(The task) Reproduce everything from the line containing "41, 876, 473]" down to the last of the lines, substituting "marker" for every "point" and changing nothing else.

Region and label listings
┌──

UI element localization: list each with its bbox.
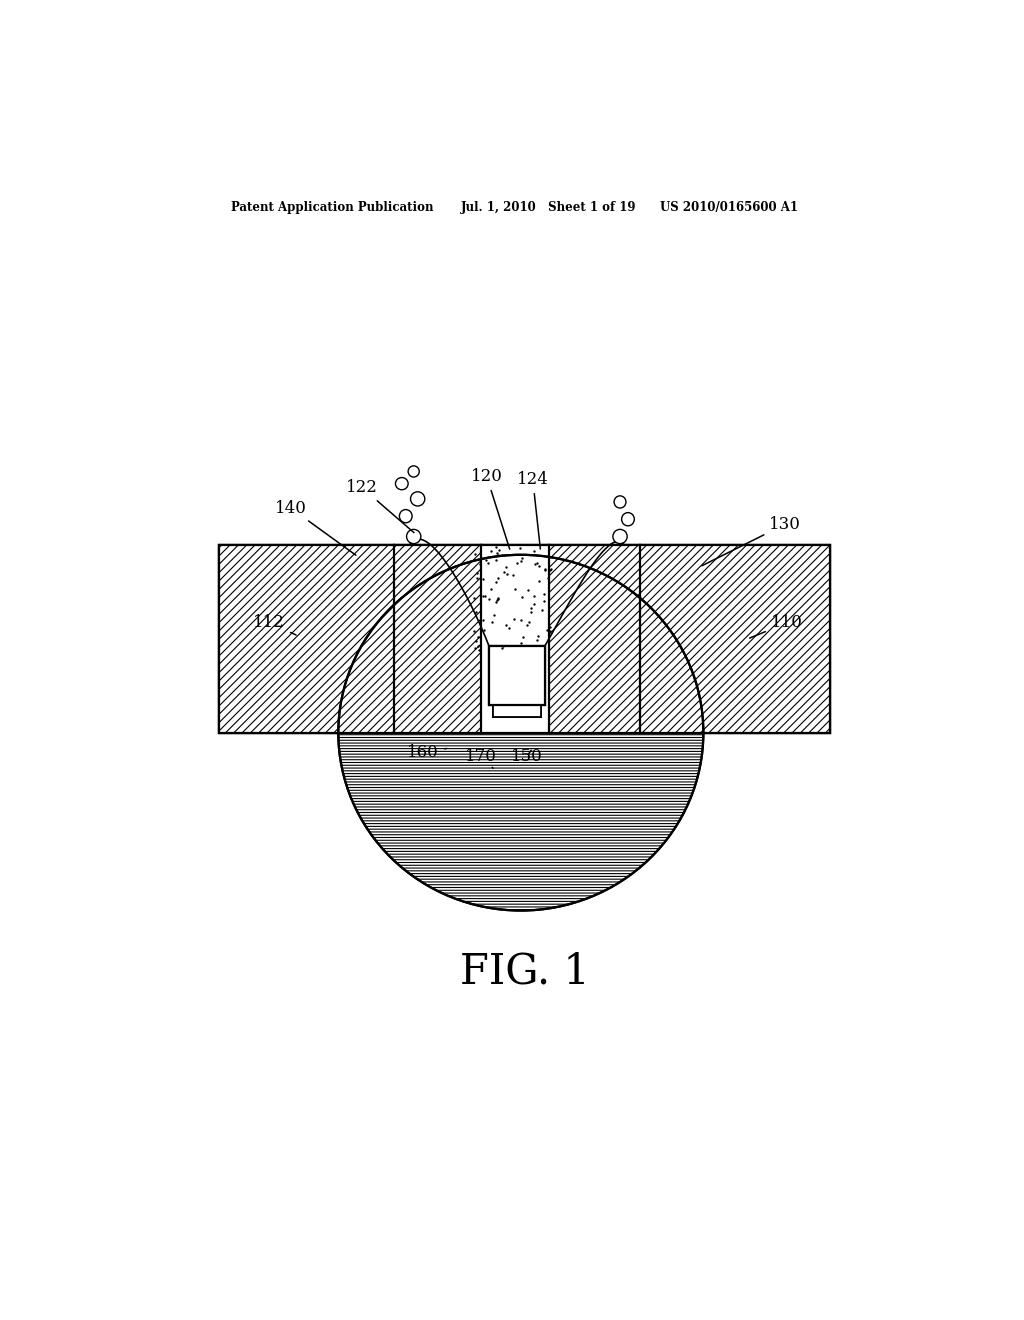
Bar bbox=[549, 545, 640, 733]
Text: 160: 160 bbox=[408, 744, 446, 762]
Bar bbox=[219, 545, 830, 733]
Text: 130: 130 bbox=[701, 516, 801, 566]
Ellipse shape bbox=[338, 554, 703, 911]
Text: 140: 140 bbox=[274, 499, 356, 556]
Bar bbox=[394, 545, 481, 733]
Text: 150: 150 bbox=[511, 747, 543, 764]
Bar bbox=[549, 733, 596, 840]
Text: 170: 170 bbox=[465, 747, 497, 768]
Ellipse shape bbox=[399, 510, 412, 523]
Text: 124: 124 bbox=[517, 471, 549, 549]
Ellipse shape bbox=[613, 529, 627, 544]
Bar bbox=[437, 733, 481, 840]
Text: Patent Application Publication: Patent Application Publication bbox=[231, 201, 434, 214]
Bar bbox=[394, 545, 481, 733]
Bar bbox=[549, 545, 640, 733]
Bar bbox=[219, 545, 394, 733]
Text: 112: 112 bbox=[253, 614, 296, 635]
Text: US 2010/0165600 A1: US 2010/0165600 A1 bbox=[659, 201, 798, 214]
Ellipse shape bbox=[622, 512, 634, 525]
Bar bbox=[522, 678, 545, 705]
Ellipse shape bbox=[407, 529, 421, 544]
Bar bbox=[219, 545, 830, 733]
Text: FIG. 1: FIG. 1 bbox=[460, 950, 590, 993]
Bar bbox=[489, 647, 545, 705]
Bar bbox=[489, 647, 545, 705]
Bar bbox=[640, 545, 830, 733]
Ellipse shape bbox=[395, 478, 409, 490]
Bar bbox=[219, 545, 830, 733]
Bar bbox=[494, 705, 541, 718]
Text: 110: 110 bbox=[750, 614, 803, 638]
Ellipse shape bbox=[614, 496, 626, 508]
Text: Jul. 1, 2010   Sheet 1 of 19: Jul. 1, 2010 Sheet 1 of 19 bbox=[461, 201, 637, 214]
Bar bbox=[494, 705, 541, 718]
Bar bbox=[219, 545, 394, 733]
Bar bbox=[640, 545, 830, 733]
Ellipse shape bbox=[411, 492, 425, 506]
Text: 122: 122 bbox=[346, 479, 414, 533]
Bar bbox=[219, 545, 830, 733]
Ellipse shape bbox=[409, 466, 419, 477]
Text: 120: 120 bbox=[471, 469, 510, 549]
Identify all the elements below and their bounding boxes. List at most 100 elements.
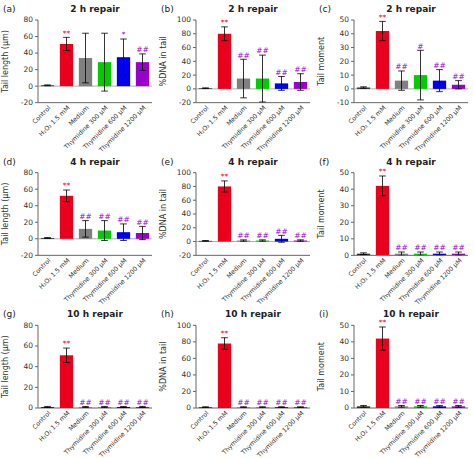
y-tick-label: 0 [28,403,33,412]
y-axis-label: Tail moment [317,189,326,239]
plot-area [38,190,152,240]
plot-area [196,181,310,242]
y-axis-line [354,20,355,103]
y-tick-label: 80 [181,337,191,346]
y-axis-label: %DNA in tail [159,342,168,392]
y-tick-label: 80 [181,182,191,191]
plot-area [38,33,152,91]
y-axis-label: %DNA in tail [159,36,168,86]
y-tick-label: 20 [339,57,349,66]
error-bar [82,33,89,83]
title: 10 h repair [383,309,439,319]
plot-area [357,327,465,408]
x-axis-line [38,255,152,256]
bar [376,186,389,255]
significance-marker: ## [452,397,465,406]
y-tick-label: 50 [339,15,349,24]
y-tick-label: 50 [339,321,349,330]
y-axis-line [38,173,39,256]
error-bar [101,221,108,241]
x-tick-label: H₂O₂ 1.5 mM [353,104,386,137]
error-bar [63,190,70,202]
significance-marker: ** [63,339,71,348]
figure: (a) 2 h repair Tail length (μm) -20 0 20 40 60 8… [0,0,474,458]
y-tick-label: 30 [339,354,349,363]
title: 10 h repair [67,309,123,319]
title: 10 h repair [225,309,281,319]
y-tick-label: 40 [23,48,33,57]
y-tick-label: 20 [23,218,33,227]
y-tick-label: 80 [23,168,33,177]
y-tick-label: 40 [181,57,191,66]
significance-marker: ## [414,243,427,252]
significance-marker: ## [79,398,92,407]
y-tick-label: 80 [181,29,191,38]
significance-marker: ## [294,65,307,74]
y-tick-label: 60 [181,354,191,363]
plot-area [199,338,307,408]
significance-marker: ** [221,18,229,27]
title: 2 h repair [70,4,120,14]
bar [218,34,231,89]
error-bar [455,252,462,255]
x-tick-label: H₂O₂ 1.5 mM [353,257,386,290]
y-axis-line [38,325,39,408]
error-bar [139,54,146,71]
bar [98,407,111,408]
bar [60,44,73,86]
bar [41,407,54,408]
panel-label: (g) [3,309,16,319]
y-tick-label: 60 [23,185,33,194]
error-bar [436,252,443,255]
y-axis-line [354,173,355,256]
x-axis-line [196,408,310,409]
y-tick-label: 100 [177,168,192,177]
error-bar [259,55,266,102]
x-tick-label: H₂O₂ 1.5 mM [195,409,228,442]
error-bar [44,237,51,239]
panel-label: (a) [3,4,16,14]
significance-marker: ## [136,398,149,407]
error-bar [417,50,424,100]
plot-area [196,27,310,102]
error-bar [360,406,367,408]
error-bar [455,81,462,89]
panel: (a)2 h repairTail length (μm)-2002040608… [1,4,152,155]
y-tick-label: 40 [23,362,33,371]
y-tick-label: 40 [339,185,349,194]
panel: (g)10 h repairTail length (μm)020406080*… [1,309,152,458]
y-axis-label: Tail moment [317,37,326,87]
panel-label: (d) [3,157,16,167]
y-tick-label: 40 [181,370,191,379]
significance-marker: ## [294,231,307,240]
y-tick-label: 0 [344,251,349,260]
plot-area [354,21,468,100]
y-tick-label: -20 [179,98,191,107]
error-bar [398,71,405,90]
title: 4 h repair [70,157,120,167]
error-bar [278,235,285,242]
error-bar [63,348,70,362]
x-tick-label: Thymidine 1200 μM [255,257,306,308]
bar [256,241,269,242]
bar [357,88,370,89]
panel: (h)10 h repair%DNA in tail020406080100**… [159,309,310,458]
bar [117,407,130,408]
bar [60,355,73,408]
y-axis-label: Tail length (μm) [1,335,10,399]
y-tick-label: 100 [177,15,192,24]
bar [199,240,212,242]
title: 2 h repair [386,4,436,14]
significance-marker: ## [237,398,250,407]
y-tick-label: 100 [177,321,192,330]
error-bar [120,39,127,75]
x-axis-line [196,255,310,256]
significance-marker: ## [452,72,465,81]
x-tick-label: H₂O₂ 1.5 mM [353,409,386,442]
y-tick-label: 60 [23,32,33,41]
y-tick-label: 30 [339,201,349,210]
bar [452,406,465,408]
significance-marker: ## [117,215,130,224]
x-tick-label: Thymidine 1200 μM [97,257,148,308]
significance-marker: ## [395,243,408,252]
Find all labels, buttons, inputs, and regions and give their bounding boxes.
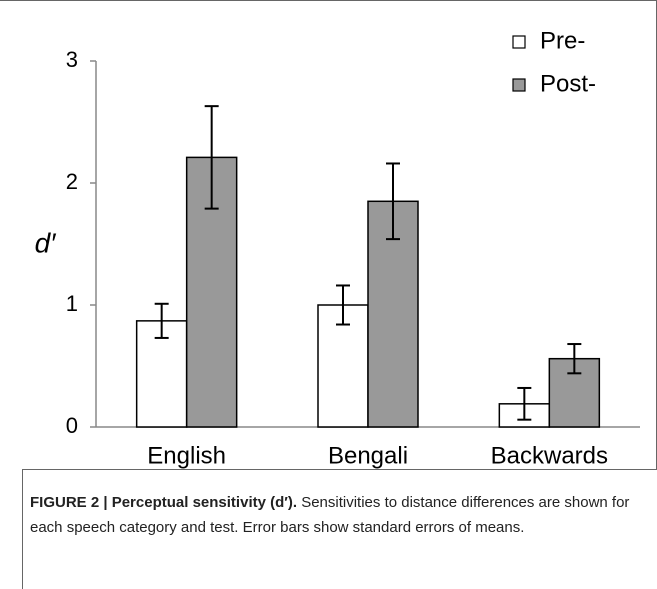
legend-label: Post- [540,70,596,97]
error-bar [517,386,532,421]
legend-swatch [512,35,526,49]
y-tick-label: 2 [66,169,78,194]
x-tick-label: Bengali [328,442,408,469]
x-tick-label: Backwards [491,442,608,469]
y-tick-label: 0 [66,413,78,438]
error-bar [567,343,582,375]
x-tick-label: English [147,442,226,469]
caption-frame [22,470,23,589]
error-bar [386,162,400,241]
y-tick-label: 1 [66,291,78,316]
caption-label: FIGURE 2 | Perceptual sensitivity (d′). [30,494,298,511]
caption: FIGURE 2 | Perceptual sensitivity (d′). … [30,490,652,540]
chart: d′ 0 1 2 3 English Bengali Backwards Pre- Post- [0,0,657,470]
y-tick-label: 3 [66,47,78,72]
legend-label: Pre- [540,27,585,54]
legend-swatch [512,78,526,92]
error-bar [336,284,350,326]
error-bar [154,302,169,339]
error-bar [204,105,219,210]
y-axis-label: d′ [35,227,58,258]
caption-text: Sensitivities to distance differences ar… [30,494,630,536]
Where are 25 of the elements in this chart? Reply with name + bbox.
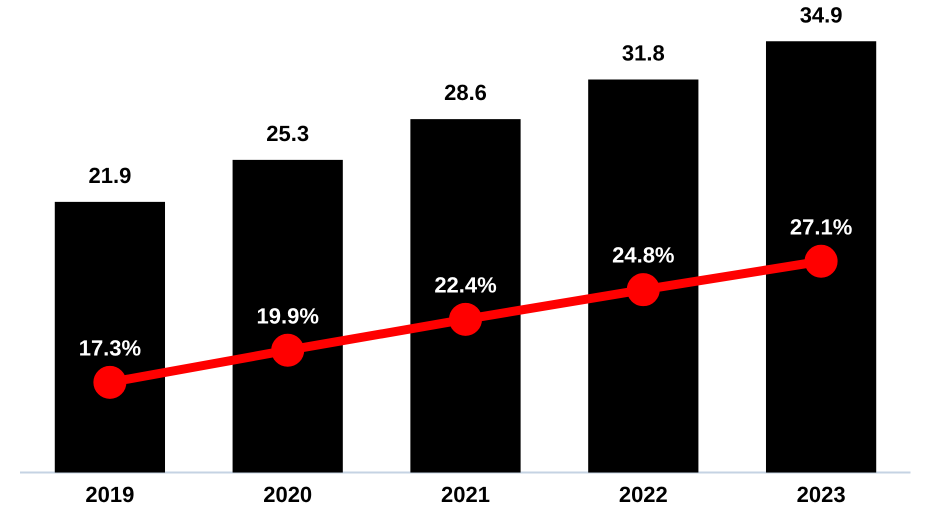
bar	[766, 41, 876, 473]
point	[93, 366, 126, 399]
x-tick-label: 2021	[441, 482, 490, 507]
bar	[54, 202, 166, 473]
data-label: 19.9%	[256, 303, 319, 328]
point	[804, 244, 838, 278]
data-label: 25.3	[266, 120, 310, 146]
data-label: 24.8%	[612, 242, 674, 268]
data-label: 22.4%	[434, 272, 497, 298]
bar	[588, 80, 698, 473]
x-tick-label: 2019	[85, 482, 134, 507]
point	[449, 302, 482, 336]
data-label: 17.3%	[78, 335, 142, 360]
data-label: 34.9	[800, 2, 843, 28]
x-tick-label: 2020	[263, 482, 312, 507]
point	[271, 334, 304, 367]
point	[626, 273, 660, 306]
bar	[232, 160, 343, 473]
data-label: 27.1%	[790, 214, 852, 240]
x-tick-label: 2023	[796, 482, 846, 507]
data-label: 28.6	[444, 80, 487, 106]
x-tick-label: 2022	[618, 482, 668, 507]
data-label: 21.9	[88, 162, 132, 188]
bar	[410, 119, 521, 473]
data-label: 31.8	[622, 40, 665, 66]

└──

(Full solution)
bar	[766, 41, 876, 473]
marker	[93, 366, 126, 399]
x-tick-label: 2021	[441, 482, 490, 507]
bar	[54, 202, 166, 473]
data-label: 19.9%	[256, 303, 319, 328]
marker	[804, 244, 838, 278]
data-label: 25.3	[266, 120, 310, 146]
data-label: 24.8%	[612, 242, 674, 268]
data-label: 22.4%	[434, 272, 497, 298]
bar	[588, 80, 698, 473]
x-tick-label: 2019	[85, 482, 134, 507]
marker	[449, 302, 482, 336]
data-label: 17.3%	[78, 335, 142, 360]
data-label: 34.9	[800, 2, 843, 28]
x-tick-label: 2020	[263, 482, 312, 507]
marker	[271, 334, 304, 367]
marker	[626, 273, 660, 306]
bar	[232, 160, 343, 473]
data-label: 27.1%	[790, 214, 852, 240]
x-tick-label: 2023	[796, 482, 846, 507]
data-label: 28.6	[444, 80, 487, 106]
x-tick-label: 2022	[618, 482, 668, 507]
data-label: 21.9	[88, 162, 132, 188]
bar	[410, 119, 521, 473]
data-label: 31.8	[622, 40, 665, 66]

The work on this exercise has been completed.